Stored dataset items:
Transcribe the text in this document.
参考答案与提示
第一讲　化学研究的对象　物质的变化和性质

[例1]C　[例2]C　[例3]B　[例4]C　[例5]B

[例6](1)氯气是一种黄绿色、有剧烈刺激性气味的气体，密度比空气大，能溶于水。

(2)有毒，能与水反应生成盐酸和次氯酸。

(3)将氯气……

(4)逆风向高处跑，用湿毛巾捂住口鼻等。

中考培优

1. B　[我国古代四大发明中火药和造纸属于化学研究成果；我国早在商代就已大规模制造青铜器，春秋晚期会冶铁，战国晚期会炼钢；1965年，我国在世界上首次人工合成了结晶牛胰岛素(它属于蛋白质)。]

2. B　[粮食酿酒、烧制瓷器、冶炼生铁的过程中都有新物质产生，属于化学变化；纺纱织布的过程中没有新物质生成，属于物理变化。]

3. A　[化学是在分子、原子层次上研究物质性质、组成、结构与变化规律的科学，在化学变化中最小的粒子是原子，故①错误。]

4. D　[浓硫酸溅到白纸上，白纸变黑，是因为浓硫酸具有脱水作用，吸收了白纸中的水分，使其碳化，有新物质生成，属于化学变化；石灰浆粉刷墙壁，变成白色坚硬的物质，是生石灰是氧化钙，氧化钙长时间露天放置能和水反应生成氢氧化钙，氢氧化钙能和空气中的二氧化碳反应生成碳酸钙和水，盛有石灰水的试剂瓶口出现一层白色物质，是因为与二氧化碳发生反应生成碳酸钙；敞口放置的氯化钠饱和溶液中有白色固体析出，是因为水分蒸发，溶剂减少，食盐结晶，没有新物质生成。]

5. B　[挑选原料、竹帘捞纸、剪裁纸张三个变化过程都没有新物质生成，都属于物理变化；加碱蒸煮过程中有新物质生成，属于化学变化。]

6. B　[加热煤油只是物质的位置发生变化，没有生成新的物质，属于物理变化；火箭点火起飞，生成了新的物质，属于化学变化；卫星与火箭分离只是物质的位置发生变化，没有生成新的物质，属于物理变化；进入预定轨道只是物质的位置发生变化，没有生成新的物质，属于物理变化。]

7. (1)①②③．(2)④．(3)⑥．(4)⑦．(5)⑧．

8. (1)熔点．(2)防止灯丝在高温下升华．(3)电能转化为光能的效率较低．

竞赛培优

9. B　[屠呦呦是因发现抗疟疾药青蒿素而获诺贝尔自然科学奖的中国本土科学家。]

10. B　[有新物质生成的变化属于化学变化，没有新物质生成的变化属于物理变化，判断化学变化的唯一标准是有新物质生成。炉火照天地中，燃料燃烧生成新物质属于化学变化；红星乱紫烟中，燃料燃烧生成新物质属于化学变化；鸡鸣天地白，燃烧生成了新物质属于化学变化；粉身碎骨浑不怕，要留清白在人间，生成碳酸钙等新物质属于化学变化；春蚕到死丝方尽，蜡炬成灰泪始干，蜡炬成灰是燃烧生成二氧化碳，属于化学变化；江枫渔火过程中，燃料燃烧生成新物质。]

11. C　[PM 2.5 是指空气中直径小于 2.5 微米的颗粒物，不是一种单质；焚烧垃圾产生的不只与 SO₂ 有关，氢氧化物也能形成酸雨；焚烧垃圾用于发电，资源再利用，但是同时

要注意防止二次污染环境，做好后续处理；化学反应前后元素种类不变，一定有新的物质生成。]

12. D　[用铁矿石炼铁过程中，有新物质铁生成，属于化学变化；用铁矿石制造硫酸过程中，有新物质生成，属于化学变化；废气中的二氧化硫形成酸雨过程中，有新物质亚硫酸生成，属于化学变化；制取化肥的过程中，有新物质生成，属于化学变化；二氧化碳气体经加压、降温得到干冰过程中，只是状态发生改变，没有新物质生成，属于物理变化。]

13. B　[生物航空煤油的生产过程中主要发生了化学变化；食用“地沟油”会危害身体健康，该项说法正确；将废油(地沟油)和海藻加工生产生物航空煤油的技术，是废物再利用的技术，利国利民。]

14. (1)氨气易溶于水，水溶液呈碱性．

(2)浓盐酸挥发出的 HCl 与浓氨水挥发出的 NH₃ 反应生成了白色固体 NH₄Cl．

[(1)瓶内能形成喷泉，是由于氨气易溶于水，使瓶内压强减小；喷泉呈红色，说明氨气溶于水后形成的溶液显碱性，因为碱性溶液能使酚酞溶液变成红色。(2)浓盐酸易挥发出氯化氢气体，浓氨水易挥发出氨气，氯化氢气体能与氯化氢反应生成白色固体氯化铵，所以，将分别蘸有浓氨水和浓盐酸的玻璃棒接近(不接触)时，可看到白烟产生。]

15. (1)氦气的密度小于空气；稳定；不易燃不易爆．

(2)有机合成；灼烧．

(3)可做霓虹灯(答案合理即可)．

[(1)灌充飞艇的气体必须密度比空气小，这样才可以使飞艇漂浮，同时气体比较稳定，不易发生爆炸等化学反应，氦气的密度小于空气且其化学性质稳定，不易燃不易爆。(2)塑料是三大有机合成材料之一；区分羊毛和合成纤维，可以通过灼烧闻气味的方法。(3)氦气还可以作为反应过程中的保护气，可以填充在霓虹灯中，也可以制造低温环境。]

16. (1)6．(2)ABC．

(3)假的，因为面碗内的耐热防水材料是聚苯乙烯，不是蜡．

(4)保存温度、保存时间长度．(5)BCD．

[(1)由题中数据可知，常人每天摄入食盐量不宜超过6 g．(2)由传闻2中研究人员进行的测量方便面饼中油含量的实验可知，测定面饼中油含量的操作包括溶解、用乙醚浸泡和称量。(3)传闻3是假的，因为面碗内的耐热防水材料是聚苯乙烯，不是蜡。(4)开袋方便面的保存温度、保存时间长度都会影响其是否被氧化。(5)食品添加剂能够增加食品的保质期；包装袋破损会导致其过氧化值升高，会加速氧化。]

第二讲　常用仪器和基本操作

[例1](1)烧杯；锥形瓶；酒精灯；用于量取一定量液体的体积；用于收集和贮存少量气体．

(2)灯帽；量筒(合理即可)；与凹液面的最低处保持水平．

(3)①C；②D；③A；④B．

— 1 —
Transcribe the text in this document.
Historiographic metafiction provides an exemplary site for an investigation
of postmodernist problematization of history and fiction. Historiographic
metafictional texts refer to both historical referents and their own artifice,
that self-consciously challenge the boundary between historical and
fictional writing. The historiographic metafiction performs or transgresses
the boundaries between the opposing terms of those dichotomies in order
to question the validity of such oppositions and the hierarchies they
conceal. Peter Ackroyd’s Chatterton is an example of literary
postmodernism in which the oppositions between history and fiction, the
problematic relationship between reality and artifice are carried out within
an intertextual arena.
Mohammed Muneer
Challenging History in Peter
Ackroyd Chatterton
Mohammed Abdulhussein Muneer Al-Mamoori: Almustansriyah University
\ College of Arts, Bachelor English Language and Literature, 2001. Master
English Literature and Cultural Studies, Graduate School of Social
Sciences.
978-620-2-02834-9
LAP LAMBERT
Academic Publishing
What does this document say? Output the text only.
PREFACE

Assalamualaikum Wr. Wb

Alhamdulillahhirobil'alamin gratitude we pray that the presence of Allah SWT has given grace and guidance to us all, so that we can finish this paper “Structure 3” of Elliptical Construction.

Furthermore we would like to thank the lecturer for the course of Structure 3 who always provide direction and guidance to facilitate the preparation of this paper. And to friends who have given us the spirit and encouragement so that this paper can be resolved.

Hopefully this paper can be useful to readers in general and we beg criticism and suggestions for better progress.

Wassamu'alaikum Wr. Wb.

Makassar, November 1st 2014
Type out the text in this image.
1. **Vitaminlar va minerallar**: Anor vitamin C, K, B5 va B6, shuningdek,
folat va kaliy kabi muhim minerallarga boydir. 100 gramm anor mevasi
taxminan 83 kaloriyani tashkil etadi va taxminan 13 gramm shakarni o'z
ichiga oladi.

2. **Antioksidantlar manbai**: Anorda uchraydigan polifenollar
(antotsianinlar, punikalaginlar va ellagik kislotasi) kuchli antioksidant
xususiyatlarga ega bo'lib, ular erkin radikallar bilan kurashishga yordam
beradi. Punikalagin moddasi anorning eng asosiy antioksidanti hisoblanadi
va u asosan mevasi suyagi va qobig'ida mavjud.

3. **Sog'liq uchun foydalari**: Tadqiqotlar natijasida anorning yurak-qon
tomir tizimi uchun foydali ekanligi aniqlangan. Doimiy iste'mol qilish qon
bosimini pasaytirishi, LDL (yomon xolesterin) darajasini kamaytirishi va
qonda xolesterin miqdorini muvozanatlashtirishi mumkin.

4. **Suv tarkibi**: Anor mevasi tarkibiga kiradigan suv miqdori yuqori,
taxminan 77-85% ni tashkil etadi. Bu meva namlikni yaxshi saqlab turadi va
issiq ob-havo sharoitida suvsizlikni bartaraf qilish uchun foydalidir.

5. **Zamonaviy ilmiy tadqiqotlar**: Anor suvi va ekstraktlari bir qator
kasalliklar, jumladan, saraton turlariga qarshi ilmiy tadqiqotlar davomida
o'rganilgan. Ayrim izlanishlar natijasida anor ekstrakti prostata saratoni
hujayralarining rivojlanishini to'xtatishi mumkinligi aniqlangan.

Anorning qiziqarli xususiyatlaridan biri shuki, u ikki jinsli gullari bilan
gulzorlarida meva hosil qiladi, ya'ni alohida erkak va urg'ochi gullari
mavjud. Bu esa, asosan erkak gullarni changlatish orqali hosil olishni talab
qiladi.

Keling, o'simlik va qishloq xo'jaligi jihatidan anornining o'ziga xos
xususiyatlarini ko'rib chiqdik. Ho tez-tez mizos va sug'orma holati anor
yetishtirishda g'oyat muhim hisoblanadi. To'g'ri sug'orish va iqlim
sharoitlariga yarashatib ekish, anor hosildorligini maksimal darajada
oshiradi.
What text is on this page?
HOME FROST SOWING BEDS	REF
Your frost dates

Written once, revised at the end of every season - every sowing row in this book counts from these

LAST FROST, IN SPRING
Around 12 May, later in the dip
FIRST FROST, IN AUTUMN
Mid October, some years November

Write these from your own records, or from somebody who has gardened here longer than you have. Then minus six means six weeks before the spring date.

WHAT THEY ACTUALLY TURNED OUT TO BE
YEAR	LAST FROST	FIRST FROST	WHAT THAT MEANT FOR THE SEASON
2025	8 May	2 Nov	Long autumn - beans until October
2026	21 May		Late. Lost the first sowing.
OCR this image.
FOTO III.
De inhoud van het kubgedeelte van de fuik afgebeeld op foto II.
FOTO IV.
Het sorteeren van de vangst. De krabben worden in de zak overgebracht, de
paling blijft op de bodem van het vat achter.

To do → Show all lines above holding "aniqlangan".

Correct output →
tomir tizimi uchun foydali ekanligi aniqlangan. Doimiy iste'mol qilish qon
hujayralarining rivojlanishini to'xtatishi mumkinligi aniqlangan.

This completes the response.